** Start Provided material **
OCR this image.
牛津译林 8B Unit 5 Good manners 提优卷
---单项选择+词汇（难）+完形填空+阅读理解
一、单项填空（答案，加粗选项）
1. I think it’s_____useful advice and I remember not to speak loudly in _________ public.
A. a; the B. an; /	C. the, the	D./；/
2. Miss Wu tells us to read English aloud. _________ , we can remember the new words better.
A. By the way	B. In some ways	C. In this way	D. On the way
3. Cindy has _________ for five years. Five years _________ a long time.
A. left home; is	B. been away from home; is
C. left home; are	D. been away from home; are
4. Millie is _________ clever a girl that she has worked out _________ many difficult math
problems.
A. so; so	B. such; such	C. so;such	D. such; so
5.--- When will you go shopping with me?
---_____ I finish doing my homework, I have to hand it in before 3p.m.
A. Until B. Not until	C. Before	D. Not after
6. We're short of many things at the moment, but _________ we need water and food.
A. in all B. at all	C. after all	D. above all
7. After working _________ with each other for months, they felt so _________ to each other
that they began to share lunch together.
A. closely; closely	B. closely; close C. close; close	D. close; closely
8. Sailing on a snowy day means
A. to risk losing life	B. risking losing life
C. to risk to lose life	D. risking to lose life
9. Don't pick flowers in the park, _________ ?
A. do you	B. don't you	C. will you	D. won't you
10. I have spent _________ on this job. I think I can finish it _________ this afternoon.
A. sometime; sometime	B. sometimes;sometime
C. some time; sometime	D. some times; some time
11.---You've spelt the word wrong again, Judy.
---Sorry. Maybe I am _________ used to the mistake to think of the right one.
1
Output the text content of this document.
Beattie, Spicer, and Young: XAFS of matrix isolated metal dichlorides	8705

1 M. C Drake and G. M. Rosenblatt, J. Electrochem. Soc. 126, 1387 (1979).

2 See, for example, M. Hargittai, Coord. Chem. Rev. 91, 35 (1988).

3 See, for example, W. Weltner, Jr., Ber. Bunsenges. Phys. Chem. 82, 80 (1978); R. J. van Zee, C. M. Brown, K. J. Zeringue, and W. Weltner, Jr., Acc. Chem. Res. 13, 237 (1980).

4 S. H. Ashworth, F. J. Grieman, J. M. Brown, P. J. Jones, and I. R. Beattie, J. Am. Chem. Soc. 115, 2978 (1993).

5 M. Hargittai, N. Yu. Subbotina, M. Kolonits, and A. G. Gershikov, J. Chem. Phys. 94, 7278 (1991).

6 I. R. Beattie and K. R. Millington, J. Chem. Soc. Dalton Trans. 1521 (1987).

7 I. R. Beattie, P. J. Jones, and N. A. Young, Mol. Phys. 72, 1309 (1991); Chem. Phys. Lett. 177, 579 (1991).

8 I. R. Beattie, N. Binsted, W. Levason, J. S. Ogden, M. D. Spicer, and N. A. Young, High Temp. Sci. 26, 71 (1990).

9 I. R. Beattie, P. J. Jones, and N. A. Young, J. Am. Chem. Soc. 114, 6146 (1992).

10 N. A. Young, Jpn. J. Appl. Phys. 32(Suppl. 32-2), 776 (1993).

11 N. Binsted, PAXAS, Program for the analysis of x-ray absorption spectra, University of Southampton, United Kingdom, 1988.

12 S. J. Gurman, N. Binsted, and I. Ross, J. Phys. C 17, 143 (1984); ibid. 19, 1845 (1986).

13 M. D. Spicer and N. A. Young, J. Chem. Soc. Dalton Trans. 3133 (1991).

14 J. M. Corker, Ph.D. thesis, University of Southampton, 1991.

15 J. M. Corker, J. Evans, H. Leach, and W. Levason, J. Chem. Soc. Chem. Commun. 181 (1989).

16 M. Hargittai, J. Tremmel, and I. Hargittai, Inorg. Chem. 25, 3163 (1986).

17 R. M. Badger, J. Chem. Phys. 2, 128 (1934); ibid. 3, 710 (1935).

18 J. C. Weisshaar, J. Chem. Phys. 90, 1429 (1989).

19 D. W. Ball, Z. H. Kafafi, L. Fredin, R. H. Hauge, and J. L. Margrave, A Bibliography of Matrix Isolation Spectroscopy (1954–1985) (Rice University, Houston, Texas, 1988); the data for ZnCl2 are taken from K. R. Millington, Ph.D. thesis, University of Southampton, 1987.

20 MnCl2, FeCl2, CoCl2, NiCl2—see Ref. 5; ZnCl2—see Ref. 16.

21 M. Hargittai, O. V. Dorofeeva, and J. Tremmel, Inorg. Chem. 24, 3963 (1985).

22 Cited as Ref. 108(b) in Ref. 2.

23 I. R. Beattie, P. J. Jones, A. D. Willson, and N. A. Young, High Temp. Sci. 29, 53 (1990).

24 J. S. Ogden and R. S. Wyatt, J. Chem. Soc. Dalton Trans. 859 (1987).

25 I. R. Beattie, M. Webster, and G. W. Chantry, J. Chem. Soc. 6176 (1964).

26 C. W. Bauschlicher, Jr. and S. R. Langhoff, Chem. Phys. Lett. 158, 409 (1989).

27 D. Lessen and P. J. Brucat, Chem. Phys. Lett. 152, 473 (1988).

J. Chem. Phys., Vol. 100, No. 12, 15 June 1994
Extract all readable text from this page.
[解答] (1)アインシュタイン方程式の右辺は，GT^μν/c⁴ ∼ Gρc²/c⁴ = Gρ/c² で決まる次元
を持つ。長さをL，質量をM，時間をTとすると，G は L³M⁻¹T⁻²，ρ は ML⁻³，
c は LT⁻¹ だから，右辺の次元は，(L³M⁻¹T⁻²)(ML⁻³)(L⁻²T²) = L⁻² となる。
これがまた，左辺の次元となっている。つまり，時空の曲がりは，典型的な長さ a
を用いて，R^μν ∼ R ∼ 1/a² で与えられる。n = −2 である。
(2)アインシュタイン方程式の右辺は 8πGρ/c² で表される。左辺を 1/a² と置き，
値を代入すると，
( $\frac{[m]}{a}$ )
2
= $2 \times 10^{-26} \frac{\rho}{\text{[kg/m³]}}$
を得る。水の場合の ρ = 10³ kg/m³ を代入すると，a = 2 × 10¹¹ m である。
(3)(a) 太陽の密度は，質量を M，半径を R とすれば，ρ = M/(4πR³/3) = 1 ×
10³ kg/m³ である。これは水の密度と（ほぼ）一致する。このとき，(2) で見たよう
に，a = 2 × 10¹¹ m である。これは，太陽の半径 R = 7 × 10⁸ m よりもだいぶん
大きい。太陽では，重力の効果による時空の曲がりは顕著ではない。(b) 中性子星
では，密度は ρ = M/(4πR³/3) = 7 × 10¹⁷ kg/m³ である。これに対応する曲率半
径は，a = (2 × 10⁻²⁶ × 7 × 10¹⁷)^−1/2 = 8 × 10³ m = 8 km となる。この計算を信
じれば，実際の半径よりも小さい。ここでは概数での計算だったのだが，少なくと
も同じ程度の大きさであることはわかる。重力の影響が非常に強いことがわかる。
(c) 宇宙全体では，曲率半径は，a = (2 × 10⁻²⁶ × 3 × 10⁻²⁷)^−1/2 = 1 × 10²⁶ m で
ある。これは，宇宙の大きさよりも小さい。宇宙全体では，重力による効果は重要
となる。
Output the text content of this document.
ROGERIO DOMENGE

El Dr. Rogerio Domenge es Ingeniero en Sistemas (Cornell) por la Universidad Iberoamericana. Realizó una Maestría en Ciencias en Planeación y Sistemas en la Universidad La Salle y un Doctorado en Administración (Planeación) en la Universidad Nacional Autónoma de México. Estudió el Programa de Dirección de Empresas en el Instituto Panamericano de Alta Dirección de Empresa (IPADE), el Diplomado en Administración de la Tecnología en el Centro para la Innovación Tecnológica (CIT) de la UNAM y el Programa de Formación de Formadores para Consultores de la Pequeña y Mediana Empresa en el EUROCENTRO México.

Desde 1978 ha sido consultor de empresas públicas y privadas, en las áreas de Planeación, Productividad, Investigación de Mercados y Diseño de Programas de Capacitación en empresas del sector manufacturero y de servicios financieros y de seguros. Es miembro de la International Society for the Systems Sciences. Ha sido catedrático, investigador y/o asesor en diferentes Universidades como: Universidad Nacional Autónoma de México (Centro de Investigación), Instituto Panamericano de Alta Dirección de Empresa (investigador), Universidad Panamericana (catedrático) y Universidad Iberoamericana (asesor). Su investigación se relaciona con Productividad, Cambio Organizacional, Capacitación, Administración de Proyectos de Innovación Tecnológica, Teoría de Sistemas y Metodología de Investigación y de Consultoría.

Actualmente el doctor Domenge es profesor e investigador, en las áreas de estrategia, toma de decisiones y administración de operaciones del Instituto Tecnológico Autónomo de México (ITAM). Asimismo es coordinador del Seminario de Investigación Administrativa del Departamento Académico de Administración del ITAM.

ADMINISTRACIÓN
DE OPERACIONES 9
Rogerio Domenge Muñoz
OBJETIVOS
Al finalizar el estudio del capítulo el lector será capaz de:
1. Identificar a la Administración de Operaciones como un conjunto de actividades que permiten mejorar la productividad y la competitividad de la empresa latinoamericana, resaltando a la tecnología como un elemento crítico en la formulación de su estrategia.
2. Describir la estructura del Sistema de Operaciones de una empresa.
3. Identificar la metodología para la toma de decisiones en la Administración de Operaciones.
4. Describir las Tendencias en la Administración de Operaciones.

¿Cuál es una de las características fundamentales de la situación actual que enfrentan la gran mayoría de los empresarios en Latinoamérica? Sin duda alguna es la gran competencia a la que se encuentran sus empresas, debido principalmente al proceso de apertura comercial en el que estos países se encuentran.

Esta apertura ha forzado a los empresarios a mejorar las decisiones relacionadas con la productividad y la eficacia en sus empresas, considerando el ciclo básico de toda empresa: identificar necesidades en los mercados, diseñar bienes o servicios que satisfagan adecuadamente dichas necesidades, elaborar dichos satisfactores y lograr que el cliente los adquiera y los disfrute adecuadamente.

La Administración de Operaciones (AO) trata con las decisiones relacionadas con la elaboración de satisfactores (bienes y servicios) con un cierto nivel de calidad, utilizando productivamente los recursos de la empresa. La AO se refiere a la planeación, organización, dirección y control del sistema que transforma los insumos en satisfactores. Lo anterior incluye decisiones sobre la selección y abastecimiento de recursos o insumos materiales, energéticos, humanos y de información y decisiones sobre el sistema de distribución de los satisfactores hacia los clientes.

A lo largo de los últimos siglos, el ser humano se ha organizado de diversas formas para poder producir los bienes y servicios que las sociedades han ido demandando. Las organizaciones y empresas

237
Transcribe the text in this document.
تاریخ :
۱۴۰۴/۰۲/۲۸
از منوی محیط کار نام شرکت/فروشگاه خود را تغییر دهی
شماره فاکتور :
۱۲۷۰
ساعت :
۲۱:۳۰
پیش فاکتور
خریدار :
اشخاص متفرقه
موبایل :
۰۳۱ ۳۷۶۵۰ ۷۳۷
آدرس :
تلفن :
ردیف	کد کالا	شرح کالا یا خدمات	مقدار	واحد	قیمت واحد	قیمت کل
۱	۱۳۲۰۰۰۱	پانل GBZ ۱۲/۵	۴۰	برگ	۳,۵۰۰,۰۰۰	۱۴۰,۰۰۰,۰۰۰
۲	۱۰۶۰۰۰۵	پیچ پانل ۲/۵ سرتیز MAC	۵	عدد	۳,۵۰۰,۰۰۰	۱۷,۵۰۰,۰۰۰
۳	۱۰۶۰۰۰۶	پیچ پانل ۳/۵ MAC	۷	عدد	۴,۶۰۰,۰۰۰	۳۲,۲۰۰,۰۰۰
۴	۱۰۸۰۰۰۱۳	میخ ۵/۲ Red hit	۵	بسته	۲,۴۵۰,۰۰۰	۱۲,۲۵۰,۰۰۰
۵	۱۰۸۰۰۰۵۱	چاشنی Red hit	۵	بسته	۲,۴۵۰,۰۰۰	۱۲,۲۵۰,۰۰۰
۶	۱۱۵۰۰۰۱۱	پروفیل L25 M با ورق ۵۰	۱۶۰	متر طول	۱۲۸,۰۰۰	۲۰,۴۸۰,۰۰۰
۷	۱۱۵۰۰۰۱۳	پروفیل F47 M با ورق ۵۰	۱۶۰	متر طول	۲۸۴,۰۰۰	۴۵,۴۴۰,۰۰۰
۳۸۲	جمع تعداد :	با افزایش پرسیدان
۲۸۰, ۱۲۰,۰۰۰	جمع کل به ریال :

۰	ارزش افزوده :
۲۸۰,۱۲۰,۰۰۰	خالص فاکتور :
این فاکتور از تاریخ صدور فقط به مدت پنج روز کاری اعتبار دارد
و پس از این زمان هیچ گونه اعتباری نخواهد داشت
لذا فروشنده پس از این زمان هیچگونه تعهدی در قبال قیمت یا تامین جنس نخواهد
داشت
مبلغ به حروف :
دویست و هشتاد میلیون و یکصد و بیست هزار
** End Provided material **
What to produce »
Pick out each line in the material containing "پانل".

Full response »
۱	۱۳۲۰۰۰۱	پانل GBZ ۱۲/۵	۴۰	برگ	۳,۵۰۰,۰۰۰	۱۴۰,۰۰۰,۰۰۰
۲	۱۰۶۰۰۰۵	پیچ پانل ۲/۵ سرتیز MAC	۵	عدد	۳,۵۰۰,۰۰۰	۱۷,۵۰۰,۰۰۰
۳	۱۰۶۰۰۰۶	پیچ پانل ۳/۵ MAC	۷	عدد	۴,۶۰۰,۰۰۰	۳۲,۲۰۰,۰۰۰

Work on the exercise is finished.